## Start

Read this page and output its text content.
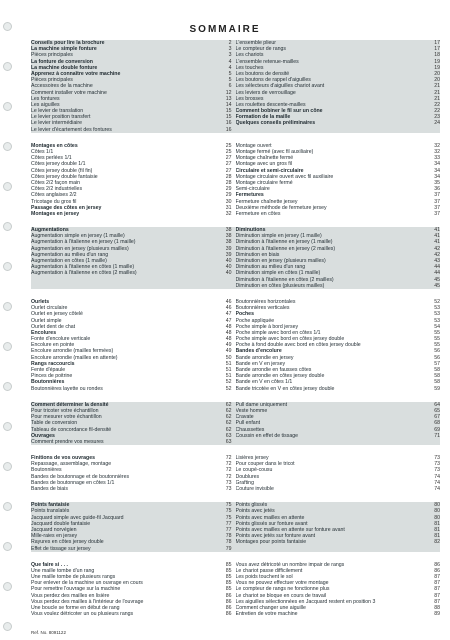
SOMMAIRE
Conseils pour lire la brochure	2
La machine simple fonture	3
Pièces principales	3
La fonture de conversion	4
La machine double fonture	4
Apprenez à connaître votre machine	5
Pièces principales	5
Accessoires de la machine	6
Comment installer votre machine	12
Les fontures	13
Les aiguilles	14
Le levier de translation	15
Le levier position transfert	15
Le levier intermédiaire	16
Le levier d'écartement des fontures	16
L'ensemble plieur	17
Le compteur de rangs	17
Les chariots	18
L'ensemble retenue-mailles	19
Les touches	19
Les boutons de densité	20
Les boutons de rappel d'aiguilles	20
Les sélecteurs d'aiguilles chariot avant	21
Les leviers de verrouillage	21
Les brosses	21
Les roulettes descente-mailles	22
Comment bobiner le fil sur un cône	22
Formation de la maille	23
Quelques conseils préliminaires	24
Montages en côtes	25
Côtes 1/1	25
Côtes perlées 1/1	27
Côtes jersey double 1/1	27
Côtes jersey double (fil fin)	27
Côtes jersey double fantaisie	28
Côtes 2/2 façon main	28
Côtes 2/2 industrielles	29
Côtes anglaises 2/2	29
Tricotage du gros fil	30
Passage des côtes en jersey	31
Montages en jersey	32
Montage ouvert	32
Montage fermé (avec fil auxiliaire)	32
Montage chaînette fermé	33
Montage avec un gros fil	34
Circulaire et semi-circulaire	34
Montage circulaire ouvert avec fil auxiliaire	34
Montage circulaire fermé	35
Semi-circulaire	36
Fermetures	37
Fermeture chaînette jersey	37
Deuxième méthode de fermeture jersey	37
Fermeture en côtes	37
Augmentations	38
Augmentation simple en jersey (1 maille)	38
Augmentation à l'italienne en jersey (1 maille)	38
Augmentation en jersey (plusieurs mailles)	39
Augmentation au milieu d'un rang	39
Augmentation en côtes (1 maille)	40
Augmentation à l'italienne en côtes (1 maille)	40
Augmentation à l'italienne en côtes (2 mailles)	40
Diminutions	41
Diminution simple en jersey (1 maille)	41
Diminution à l'italienne en jersey (1 maille)	41
Diminution à l'italienne en jersey (2 mailles)	42
Diminution en biais	42
Diminution en jersey (plusieurs mailles)	43
Diminution au milieu d'un rang	44
Diminution simple en côtes (1 maille)	44
Diminution à l'italienne en côtes (2 mailles)	45
Diminution en côtes (plusieurs mailles)	45
Ourlets	46
Ourlet circulaire	46
Ourlet en jersey côtelé	47
Ourlet simple	47
Ourlet dent de chat	48
Encolures	48
Fonte d'encolure verticale	48
Encolure en pointe	49
Encolure arrondie (mailles fermées)	49
Encolure arrondie (mailles en attente)	50
Rangs raccourcis	51
Fente d'épaule	51
Pinces de poitrine	51
Boutonnières	52
Boutonnières layette ou rondes	52
Boutonnières horizontales	52
Boutonnières verticales	53
Poches	53
Poche appliquée	53
Poche simple à bord jersey	54
Poche simple avec bord en côtes 1/1	55
Poche simple avec bord en côtes jersey double	55
Poche à fond double avec bord en côtes jersey double	55
Bandes d'encolure	56
Bande arrondie en jersey	56
Bande en V en jersey	57
Bande arrondie en fausses côtes	58
Bande arrondie en côtes jersey double	58
Bande en V en côtes 1/1	58
Bande tricotée en V en côtes jersey double	59
Comment déterminer la densité	62
Pour tricoter votre échantillon	62
Pour mesurer votre échantillon	62
Table de conversion	62
Tableau de concordance fil-densité	62
Ouvrages	63
Comment prendre vos mesures	63
Pull dame uniquement	64
Veste homme	65
Cravate	67
Pull enfant	68
Chaussettes	69
Coussin en effet de tissage	71
Finitions de vos ouvrages	72
Repassage, assemblage, montage	72
Boutonnières	72
Bandes de boutonnage et de boutonnières	72
Bandes de boutonnage en côtes 1/1	73
Bandes de biais	73
Lisières jersey	73
Pour couper dans le tricot	73
Le coupé-cousu	73
Doublures	74
Grafting	74
Couture invisible	74
Points fantaisie	75
Points translatés	75
Jacquard simple avec guide-fil Jacquard	75
Jacquard double fantaisie	77
Jacquard norvégien	77
Mille-raies en jersey	78
Rayures en côtes jersey double	78
Effet de tissage sur jersey	79
Points glissés	80
Points avec jetés	80
Points avec mailles en attente	80
Points glissés sur fonture avant	81
Points avec mailles en attente sur fonture avant	81
Points avec jetés sur fonture avant	81
Montages pour points fantaisie	82
Que faire si . . .	85
Une maille tombe d'un rang	85
Une maille tombe de plusieurs rangs	85
Pour enlever de la machine un ouvrage en cours	85
Pour remettre l'ouvrage sur la machine	85
Vous perdez des mailles en lisière	86
Vous perdez des mailles à l'intérieur de l'ouvrage	86
Une boucle se forme en début de rang	86
Vous voulez détricoter un ou plusieurs rangs	86
Vous avez détricoté un nombre impair de rangs	86
Le chariot passe difficilement	86
Les poids touchent le sol	87
Vous ne pouvez effectuer votre montage	87
Le compteur de rangs ne fonctionne plus	87
Le chariot se bloque en cours de travail	87
Les aiguilles sélectionnées en Jacquard restent en position 3	87
Comment changer une aiguille	88
Entretien de votre machine	89
Ref. No. 8091122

## End

Every record gets retyped exactly; no picture goes into the copy.

Read this page and output its text content.
SOMMAIRE
Conseils pour lire la brochure	2
La machine simple fonture	3
Pièces principales	3
La fonture de conversion	4
La machine double fonture	4
Apprenez à connaître votre machine	5
Pièces principales	5
Accessoires de la machine	6
Comment installer votre machine	12
Les fontures	13
Les aiguilles	14
Le levier de translation	15
Le levier position transfert	15
Le levier intermédiaire	16
Le levier d'écartement des fontures	16
L'ensemble plieur	17
Le compteur de rangs	17
Les chariots	18
L'ensemble retenue-mailles	19
Les touches	19
Les boutons de densité	20
Les boutons de rappel d'aiguilles	20
Les sélecteurs d'aiguilles chariot avant	21
Les leviers de verrouillage	21
Les brosses	21
Les roulettes descente-mailles	22
Comment bobiner le fil sur un cône	22
Formation de la maille	23
Quelques conseils préliminaires	24
Montages en côtes	25
Côtes 1/1	25
Côtes perlées 1/1	27
Côtes jersey double 1/1	27
Côtes jersey double (fil fin)	27
Côtes jersey double fantaisie	28
Côtes 2/2 façon main	28
Côtes 2/2 industrielles	29
Côtes anglaises 2/2	29
Tricotage du gros fil	30
Passage des côtes en jersey	31
Montages en jersey	32
Montage ouvert	32
Montage fermé (avec fil auxiliaire)	32
Montage chaînette fermé	33
Montage avec un gros fil	34
Circulaire et semi-circulaire	34
Montage circulaire ouvert avec fil auxiliaire	34
Montage circulaire fermé	35
Semi-circulaire	36
Fermetures	37
Fermeture chaînette jersey	37
Deuxième méthode de fermeture jersey	37
Fermeture en côtes	37
Augmentations	38
Augmentation simple en jersey (1 maille)	38
Augmentation à l'italienne en jersey (1 maille)	38
Augmentation en jersey (plusieurs mailles)	39
Augmentation au milieu d'un rang	39
Augmentation en côtes (1 maille)	40
Augmentation à l'italienne en côtes (1 maille)	40
Augmentation à l'italienne en côtes (2 mailles)	40
Diminutions	41
Diminution simple en jersey (1 maille)	41
Diminution à l'italienne en jersey (1 maille)	41
Diminution à l'italienne en jersey (2 mailles)	42
Diminution en biais	42
Diminution en jersey (plusieurs mailles)	43
Diminution au milieu d'un rang	44
Diminution simple en côtes (1 maille)	44
Diminution à l'italienne en côtes (2 mailles)	45
Diminution en côtes (plusieurs mailles)	45
Ourlets	46
Ourlet circulaire	46
Ourlet en jersey côtelé	47
Ourlet simple	47
Ourlet dent de chat	48
Encolures	48
Fonte d'encolure verticale	48
Encolure en pointe	49
Encolure arrondie (mailles fermées)	49
Encolure arrondie (mailles en attente)	50
Rangs raccourcis	51
Fente d'épaule	51
Pinces de poitrine	51
Boutonnières	52
Boutonnières layette ou rondes	52
Boutonnières horizontales	52
Boutonnières verticales	53
Poches	53
Poche appliquée	53
Poche simple à bord jersey	54
Poche simple avec bord en côtes 1/1	55
Poche simple avec bord en côtes jersey double	55
Poche à fond double avec bord en côtes jersey double	55
Bandes d'encolure	56
Bande arrondie en jersey	56
Bande en V en jersey	57
Bande arrondie en fausses côtes	58
Bande arrondie en côtes jersey double	58
Bande en V en côtes 1/1	58
Bande tricotée en V en côtes jersey double	59
Comment déterminer la densité	62
Pour tricoter votre échantillon	62
Pour mesurer votre échantillon	62
Table de conversion	62
Tableau de concordance fil-densité	62
Ouvrages	63
Comment prendre vos mesures	63
Pull dame uniquement	64
Veste homme	65
Cravate	67
Pull enfant	68
Chaussettes	69
Coussin en effet de tissage	71
Finitions de vos ouvrages	72
Repassage, assemblage, montage	72
Boutonnières	72
Bandes de boutonnage et de boutonnières	72
Bandes de boutonnage en côtes 1/1	73
Bandes de biais	73
Lisières jersey	73
Pour couper dans le tricot	73
Le coupé-cousu	73
Doublures	74
Grafting	74
Couture invisible	74
Points fantaisie	75
Points translatés	75
Jacquard simple avec guide-fil Jacquard	75
Jacquard double fantaisie	77
Jacquard norvégien	77
Mille-raies en jersey	78
Rayures en côtes jersey double	78
Effet de tissage sur jersey	79
Points glissés	80
Points avec jetés	80
Points avec mailles en attente	80
Points glissés sur fonture avant	81
Points avec mailles en attente sur fonture avant	81
Points avec jetés sur fonture avant	81
Montages pour points fantaisie	82
Que faire si . . .	85
Une maille tombe d'un rang	85
Une maille tombe de plusieurs rangs	85
Pour enlever de la machine un ouvrage en cours	85
Pour remettre l'ouvrage sur la machine	85
Vous perdez des mailles en lisière	86
Vous perdez des mailles à l'intérieur de l'ouvrage	86
Une boucle se forme en début de rang	86
Vous voulez détricoter un ou plusieurs rangs	86
Vous avez détricoté un nombre impair de rangs	86
Le chariot passe difficilement	86
Les poids touchent le sol	87
Vous ne pouvez effectuer votre montage	87
Le compteur de rangs ne fonctionne plus	87
Le chariot se bloque en cours de travail	87
Les aiguilles sélectionnées en Jacquard restent en position 3	87
Comment changer une aiguille	88
Entretien de votre machine	89
Ref. No. 8091122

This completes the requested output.